* [GIVEN EXERCISE]: All of the material below is to be returned exactly.

* [INPUT ROWS]:
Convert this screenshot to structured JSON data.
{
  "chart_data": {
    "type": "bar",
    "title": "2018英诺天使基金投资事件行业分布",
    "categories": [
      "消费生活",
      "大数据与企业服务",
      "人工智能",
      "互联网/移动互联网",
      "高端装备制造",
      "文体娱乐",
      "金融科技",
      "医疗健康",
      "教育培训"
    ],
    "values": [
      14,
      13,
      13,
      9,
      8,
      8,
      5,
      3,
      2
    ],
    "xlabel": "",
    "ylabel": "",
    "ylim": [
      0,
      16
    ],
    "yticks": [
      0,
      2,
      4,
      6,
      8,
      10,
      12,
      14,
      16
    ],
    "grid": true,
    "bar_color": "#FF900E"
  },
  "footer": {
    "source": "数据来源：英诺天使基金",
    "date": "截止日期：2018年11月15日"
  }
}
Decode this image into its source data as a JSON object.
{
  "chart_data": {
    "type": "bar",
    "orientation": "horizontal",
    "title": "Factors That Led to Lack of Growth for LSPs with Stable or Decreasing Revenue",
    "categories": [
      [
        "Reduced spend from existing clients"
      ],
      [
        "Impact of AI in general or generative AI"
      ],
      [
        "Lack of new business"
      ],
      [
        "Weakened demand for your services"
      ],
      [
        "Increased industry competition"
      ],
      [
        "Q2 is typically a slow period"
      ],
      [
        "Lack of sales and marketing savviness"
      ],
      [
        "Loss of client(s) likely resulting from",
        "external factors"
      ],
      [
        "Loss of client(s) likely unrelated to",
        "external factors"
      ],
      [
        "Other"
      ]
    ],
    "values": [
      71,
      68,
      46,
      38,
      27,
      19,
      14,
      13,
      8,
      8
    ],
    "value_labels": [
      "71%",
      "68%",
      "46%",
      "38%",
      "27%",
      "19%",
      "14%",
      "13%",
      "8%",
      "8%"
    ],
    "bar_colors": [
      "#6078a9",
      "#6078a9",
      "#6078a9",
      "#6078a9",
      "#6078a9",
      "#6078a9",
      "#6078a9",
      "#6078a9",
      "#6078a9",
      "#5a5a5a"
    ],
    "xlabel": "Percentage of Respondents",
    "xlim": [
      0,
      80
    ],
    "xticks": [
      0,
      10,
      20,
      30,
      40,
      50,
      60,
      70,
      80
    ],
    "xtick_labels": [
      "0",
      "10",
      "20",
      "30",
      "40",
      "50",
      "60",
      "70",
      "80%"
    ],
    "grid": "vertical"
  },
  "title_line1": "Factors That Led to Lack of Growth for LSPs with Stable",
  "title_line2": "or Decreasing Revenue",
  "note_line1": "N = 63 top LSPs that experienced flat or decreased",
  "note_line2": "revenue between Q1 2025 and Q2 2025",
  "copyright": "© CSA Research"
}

* [FINISHED TASK]:
Convert this screenshot to structured JSON data.
{
  "chart_data": {
    "type": "bar",
    "title": "2018英诺天使基金投资事件行业分布",
    "categories": [
      "消费生活",
      "大数据与企业服务",
      "人工智能",
      "互联网/移动互联网",
      "高端装备制造",
      "文体娱乐",
      "金融科技",
      "医疗健康",
      "教育培训"
    ],
    "values": [
      14,
      13,
      13,
      9,
      8,
      8,
      5,
      3,
      2
    ],
    "xlabel": "",
    "ylabel": "",
    "ylim": [
      0,
      16
    ],
    "yticks": [
      0,
      2,
      4,
      6,
      8,
      10,
      12,
      14,
      16
    ],
    "grid": true,
    "bar_color": "#FF900E"
  },
  "footer": {
    "source": "数据来源：英诺天使基金",
    "date": "截止日期：2018年11月15日"
  }
}
Decode this image into its source data as a JSON object.
{
  "chart_data": {
    "type": "bar",
    "orientation": "horizontal",
    "title": "Factors That Led to Lack of Growth for LSPs with Stable or Decreasing Revenue",
    "categories": [
      [
        "Reduced spend from existing clients"
      ],
      [
        "Impact of AI in general or generative AI"
      ],
      [
        "Lack of new business"
      ],
      [
        "Weakened demand for your services"
      ],
      [
        "Increased industry competition"
      ],
      [
        "Q2 is typically a slow period"
      ],
      [
        "Lack of sales and marketing savviness"
      ],
      [
        "Loss of client(s) likely resulting from",
        "external factors"
      ],
      [
        "Loss of client(s) likely unrelated to",
        "external factors"
      ],
      [
        "Other"
      ]
    ],
    "values": [
      71,
      68,
      46,
      38,
      27,
      19,
      14,
      13,
      8,
      8
    ],
    "value_labels": [
      "71%",
      "68%",
      "46%",
      "38%",
      "27%",
      "19%",
      "14%",
      "13%",
      "8%",
      "8%"
    ],
    "bar_colors": [
      "#6078a9",
      "#6078a9",
      "#6078a9",
      "#6078a9",
      "#6078a9",
      "#6078a9",
      "#6078a9",
      "#6078a9",
      "#6078a9",
      "#5a5a5a"
    ],
    "xlabel": "Percentage of Respondents",
    "xlim": [
      0,
      80
    ],
    "xticks": [
      0,
      10,
      20,
      30,
      40,
      50,
      60,
      70,
      80
    ],
    "xtick_labels": [
      "0",
      "10",
      "20",
      "30",
      "40",
      "50",
      "60",
      "70",
      "80%"
    ],
    "grid": "vertical"
  },
  "title_line1": "Factors That Led to Lack of Growth for LSPs with Stable",
  "title_line2": "or Decreasing Revenue",
  "note_line1": "N = 63 top LSPs that experienced flat or decreased",
  "note_line2": "revenue between Q1 2025 and Q2 2025",
  "copyright": "© CSA Research"
}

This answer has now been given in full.